> _Your goal_
Update the entries below so that "cloud-symbol" becomes "cloud-icon" wherever it occurs, with every other part left unchanged. Omit the pictures from your answer.

(Raw records)

-- Start --

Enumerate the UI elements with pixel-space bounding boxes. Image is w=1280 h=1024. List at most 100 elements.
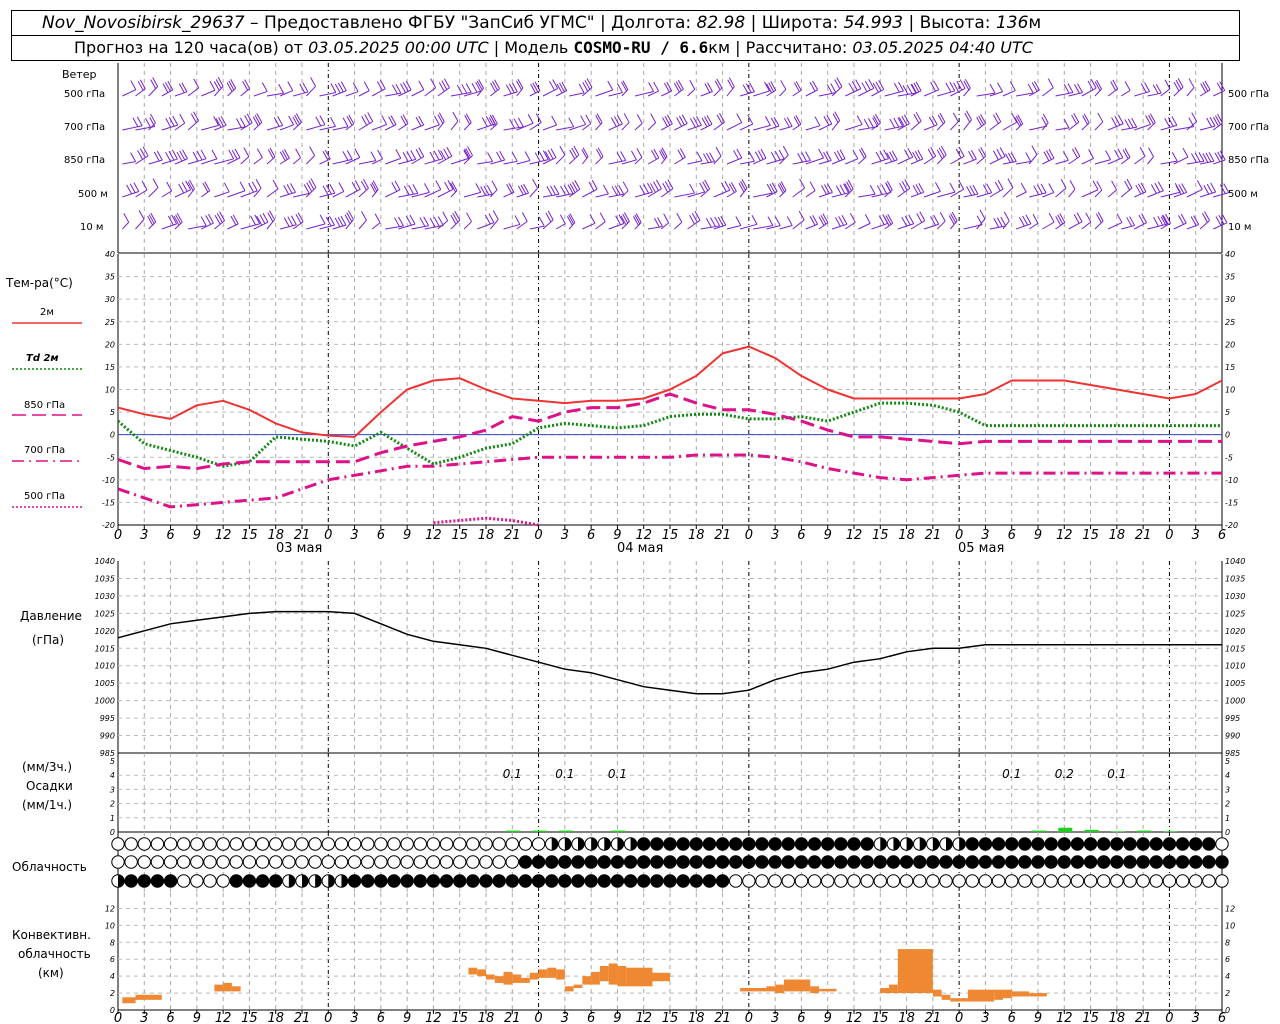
cloud-symbol bbox=[584, 837, 598, 851]
wind-barb-feather bbox=[582, 147, 589, 157]
time-tick-bottom-2: 6 bbox=[166, 1011, 174, 1024]
wind-barb-feather bbox=[306, 182, 313, 192]
wind-barb-staff bbox=[463, 191, 481, 198]
cloud-circle bbox=[282, 855, 296, 869]
wind-barb-feather bbox=[1122, 149, 1129, 160]
wind-barb-staff bbox=[161, 124, 178, 131]
wind-barb-feather bbox=[226, 82, 233, 92]
wind-barb-staff bbox=[450, 219, 461, 230]
wind-barb-staff bbox=[963, 87, 971, 97]
wind-barb-staff bbox=[1160, 191, 1181, 198]
cloud-symbol bbox=[1057, 837, 1071, 851]
wind-barb-feather bbox=[976, 117, 983, 127]
wind-barb-staff bbox=[292, 157, 301, 165]
wind-barb-feather bbox=[461, 84, 468, 94]
cloud-symbol bbox=[334, 837, 349, 851]
cloud-circle bbox=[886, 874, 901, 888]
wind-barb-feather bbox=[294, 114, 301, 125]
wind-barb-feather bbox=[239, 181, 246, 191]
time-tick-bottom-21: 15 bbox=[662, 1011, 679, 1024]
wind-barb-feather bbox=[402, 82, 409, 92]
wind-barb-staff bbox=[148, 221, 157, 230]
wind-barb-feather bbox=[235, 118, 242, 128]
wind-barb-feather bbox=[1219, 150, 1226, 161]
wind-barb-staff bbox=[292, 122, 302, 131]
cloud-symbol bbox=[426, 874, 441, 888]
wind-barb-feather bbox=[535, 113, 542, 123]
wind-barb-staff bbox=[529, 122, 542, 131]
wind-barb-feather bbox=[701, 117, 708, 128]
wind-barb-staff bbox=[1134, 123, 1151, 131]
wind-barb-feather bbox=[876, 185, 883, 195]
cloud-symbol bbox=[1097, 855, 1111, 869]
wind-barb-staff bbox=[831, 223, 848, 230]
wind-barb-staff bbox=[1068, 92, 1083, 97]
wind-barb-feather bbox=[556, 83, 563, 94]
time-tick-1: 3 bbox=[140, 528, 148, 543]
time-tick-bottom-26: 6 bbox=[797, 1011, 805, 1024]
wind-barb-staff bbox=[371, 222, 381, 230]
wind-barb-feather bbox=[844, 183, 851, 193]
wind-barb-feather bbox=[367, 112, 374, 122]
temp-ytick-right-40: 40 bbox=[1225, 250, 1235, 259]
time-tick-24: 0 bbox=[745, 528, 753, 543]
wind-barb-feather bbox=[770, 117, 777, 128]
cloud-circle bbox=[1110, 874, 1124, 888]
wind-barb-feather bbox=[415, 148, 422, 159]
wind-barb-feather bbox=[875, 81, 882, 92]
cloud-symbol bbox=[308, 855, 322, 869]
convective-bar-8 bbox=[494, 976, 504, 983]
temp-ytick-left-0: 0 bbox=[110, 431, 115, 440]
cloud-symbol bbox=[1189, 837, 1203, 851]
wind-barb-feather bbox=[568, 117, 575, 128]
wind-barb-staff bbox=[477, 193, 493, 198]
wind-barb-feather bbox=[395, 149, 402, 159]
wind-barb-feather bbox=[793, 82, 800, 92]
wind-barb-feather bbox=[351, 181, 358, 192]
cloud-circle bbox=[821, 855, 835, 869]
wind-barb-feather bbox=[348, 114, 355, 125]
alt-value: 136 bbox=[995, 13, 1029, 33]
cloud-symbol bbox=[203, 855, 217, 869]
time-tick-bottom-24: 0 bbox=[745, 1011, 753, 1024]
cloud-symbol bbox=[807, 874, 822, 888]
time-tick-33: 3 bbox=[981, 528, 989, 543]
wind-barb-feather bbox=[450, 182, 457, 193]
lat-value: 54.993 bbox=[843, 13, 904, 33]
wind-barb-feather bbox=[1059, 213, 1066, 223]
wind-barb-feather bbox=[1155, 83, 1162, 94]
wind-barb-feather bbox=[786, 216, 793, 226]
conv-ytick-right-4: 4 bbox=[1225, 972, 1230, 981]
cloud-half bbox=[630, 837, 637, 851]
wind-barb-feather bbox=[1114, 115, 1121, 126]
wind-barb-staff bbox=[1002, 160, 1017, 165]
wind-barb-feather bbox=[1076, 212, 1083, 222]
wind-barb-feather bbox=[578, 83, 585, 94]
wind-barb-feather bbox=[1090, 78, 1097, 89]
wind-barb-feather bbox=[898, 81, 904, 92]
cloud-symbol bbox=[282, 837, 296, 851]
time-tick-27: 9 bbox=[824, 528, 832, 543]
wind-barb-feather bbox=[898, 117, 905, 127]
conv-unit: (км) bbox=[38, 966, 64, 980]
wind-barb-staff bbox=[411, 156, 425, 165]
time-tick-42: 6 bbox=[1218, 528, 1226, 543]
cloud-circle bbox=[308, 855, 322, 869]
wind-barb-feather bbox=[931, 115, 938, 126]
cloud-half bbox=[564, 837, 572, 851]
convective-bar-28 bbox=[783, 979, 811, 992]
cloud-circle bbox=[479, 855, 493, 869]
wind-barb-feather bbox=[1097, 211, 1104, 222]
cloud-symbol bbox=[886, 874, 901, 888]
pressure-title: Давление bbox=[20, 609, 82, 623]
cloud-symbol bbox=[1110, 855, 1124, 869]
temp-ytick-right-30: 30 bbox=[1225, 295, 1235, 304]
wind-barb-feather bbox=[1204, 211, 1210, 221]
cloud-circle bbox=[269, 837, 283, 851]
wind-barb-staff bbox=[122, 221, 130, 230]
wind-barb-feather bbox=[908, 214, 915, 225]
wind-barb-feather bbox=[433, 217, 440, 227]
wind-barb-feather bbox=[749, 82, 755, 92]
conv-ytick-left-2: 2 bbox=[110, 989, 115, 998]
wind-barb-feather bbox=[506, 184, 513, 194]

-- End --

> _Task answer_
Enumerate the UI elements with pixel-space bounding boxes. Image is w=1280 h=1024. List at most 100 elements.
cloud-icon bbox=[584, 837, 598, 851]
wind-barb-feather bbox=[582, 147, 589, 157]
time-tick-bottom-2: 6 bbox=[166, 1011, 174, 1024]
wind-barb-feather bbox=[306, 182, 313, 192]
wind-barb-staff bbox=[463, 191, 481, 198]
cloud-circle bbox=[282, 855, 296, 869]
wind-barb-feather bbox=[1122, 149, 1129, 160]
wind-barb-staff bbox=[161, 124, 178, 131]
wind-barb-feather bbox=[226, 82, 233, 92]
wind-barb-staff bbox=[450, 219, 461, 230]
wind-barb-staff bbox=[963, 87, 971, 97]
wind-barb-staff bbox=[1160, 191, 1181, 198]
cloud-icon bbox=[1057, 837, 1071, 851]
wind-barb-feather bbox=[976, 117, 983, 127]
wind-barb-staff bbox=[292, 157, 301, 165]
wind-barb-feather bbox=[461, 84, 468, 94]
cloud-icon bbox=[334, 837, 349, 851]
cloud-circle bbox=[886, 874, 901, 888]
wind-barb-feather bbox=[294, 114, 301, 125]
wind-barb-feather bbox=[239, 181, 246, 191]
time-tick-bottom-21: 15 bbox=[662, 1011, 679, 1024]
wind-barb-feather bbox=[402, 82, 409, 92]
wind-barb-staff bbox=[148, 221, 157, 230]
wind-barb-feather bbox=[235, 118, 242, 128]
wind-barb-feather bbox=[1219, 150, 1226, 161]
wind-barb-staff bbox=[292, 122, 302, 131]
cloud-icon bbox=[426, 874, 441, 888]
wind-barb-feather bbox=[535, 113, 542, 123]
wind-barb-staff bbox=[529, 122, 542, 131]
wind-barb-feather bbox=[701, 117, 708, 128]
wind-barb-staff bbox=[1134, 123, 1151, 131]
wind-barb-feather bbox=[876, 185, 883, 195]
cloud-icon bbox=[1097, 855, 1111, 869]
wind-barb-staff bbox=[831, 223, 848, 230]
wind-barb-staff bbox=[1068, 92, 1083, 97]
wind-barb-feather bbox=[556, 83, 563, 94]
time-tick-1: 3 bbox=[140, 528, 148, 543]
time-tick-bottom-26: 6 bbox=[797, 1011, 805, 1024]
wind-barb-staff bbox=[371, 222, 381, 230]
wind-barb-feather bbox=[844, 183, 851, 193]
wind-barb-feather bbox=[367, 112, 374, 122]
temp-ytick-right-40: 40 bbox=[1225, 250, 1235, 259]
time-tick-24: 0 bbox=[745, 528, 753, 543]
wind-barb-feather bbox=[770, 117, 777, 128]
cloud-circle bbox=[1110, 874, 1124, 888]
wind-barb-feather bbox=[415, 148, 422, 159]
wind-barb-feather bbox=[875, 81, 882, 92]
cloud-icon bbox=[308, 855, 322, 869]
convective-bar-8 bbox=[494, 976, 504, 983]
temp-ytick-left-0: 0 bbox=[110, 431, 115, 440]
cloud-icon bbox=[1189, 837, 1203, 851]
wind-barb-feather bbox=[568, 117, 575, 128]
wind-barb-staff bbox=[477, 193, 493, 198]
wind-barb-feather bbox=[395, 149, 402, 159]
wind-barb-feather bbox=[793, 82, 800, 92]
wind-barb-feather bbox=[351, 181, 358, 192]
cloud-circle bbox=[821, 855, 835, 869]
wind-barb-feather bbox=[348, 114, 355, 125]
alt-value: 136 bbox=[995, 13, 1029, 33]
cloud-icon bbox=[203, 855, 217, 869]
time-tick-bottom-24: 0 bbox=[745, 1011, 753, 1024]
cloud-icon bbox=[807, 874, 822, 888]
time-tick-33: 3 bbox=[981, 528, 989, 543]
wind-barb-feather bbox=[450, 182, 457, 193]
lat-value: 54.993 bbox=[843, 13, 904, 33]
wind-barb-feather bbox=[1059, 213, 1066, 223]
wind-barb-feather bbox=[1155, 83, 1162, 94]
wind-barb-feather bbox=[786, 216, 793, 226]
conv-ytick-right-4: 4 bbox=[1225, 972, 1230, 981]
cloud-half bbox=[630, 837, 637, 851]
wind-barb-feather bbox=[1114, 115, 1121, 126]
wind-barb-staff bbox=[1002, 160, 1017, 165]
wind-barb-feather bbox=[1076, 212, 1083, 222]
wind-barb-feather bbox=[578, 83, 585, 94]
wind-barb-feather bbox=[1090, 78, 1097, 89]
wind-barb-feather bbox=[898, 81, 904, 92]
cloud-icon bbox=[282, 837, 296, 851]
time-tick-27: 9 bbox=[824, 528, 832, 543]
wind-barb-feather bbox=[898, 117, 905, 127]
conv-unit: (км) bbox=[38, 966, 64, 980]
wind-barb-staff bbox=[411, 156, 425, 165]
time-tick-42: 6 bbox=[1218, 528, 1226, 543]
cloud-circle bbox=[308, 855, 322, 869]
wind-barb-feather bbox=[931, 115, 938, 126]
cloud-half bbox=[564, 837, 572, 851]
convective-bar-28 bbox=[783, 979, 811, 992]
cloud-circle bbox=[479, 855, 493, 869]
wind-barb-feather bbox=[1097, 211, 1104, 222]
cloud-icon bbox=[886, 874, 901, 888]
pressure-title: Давление bbox=[20, 609, 82, 623]
cloud-icon bbox=[1110, 855, 1124, 869]
temp-ytick-right-30: 30 bbox=[1225, 295, 1235, 304]
wind-barb-feather bbox=[1204, 211, 1210, 221]
cloud-circle bbox=[269, 837, 283, 851]
wind-barb-staff bbox=[122, 221, 130, 230]
wind-barb-feather bbox=[908, 214, 915, 225]
wind-barb-feather bbox=[433, 217, 440, 227]
wind-barb-feather bbox=[749, 82, 755, 92]
conv-ytick-left-2: 2 bbox=[110, 989, 115, 998]
wind-barb-feather bbox=[506, 184, 513, 194]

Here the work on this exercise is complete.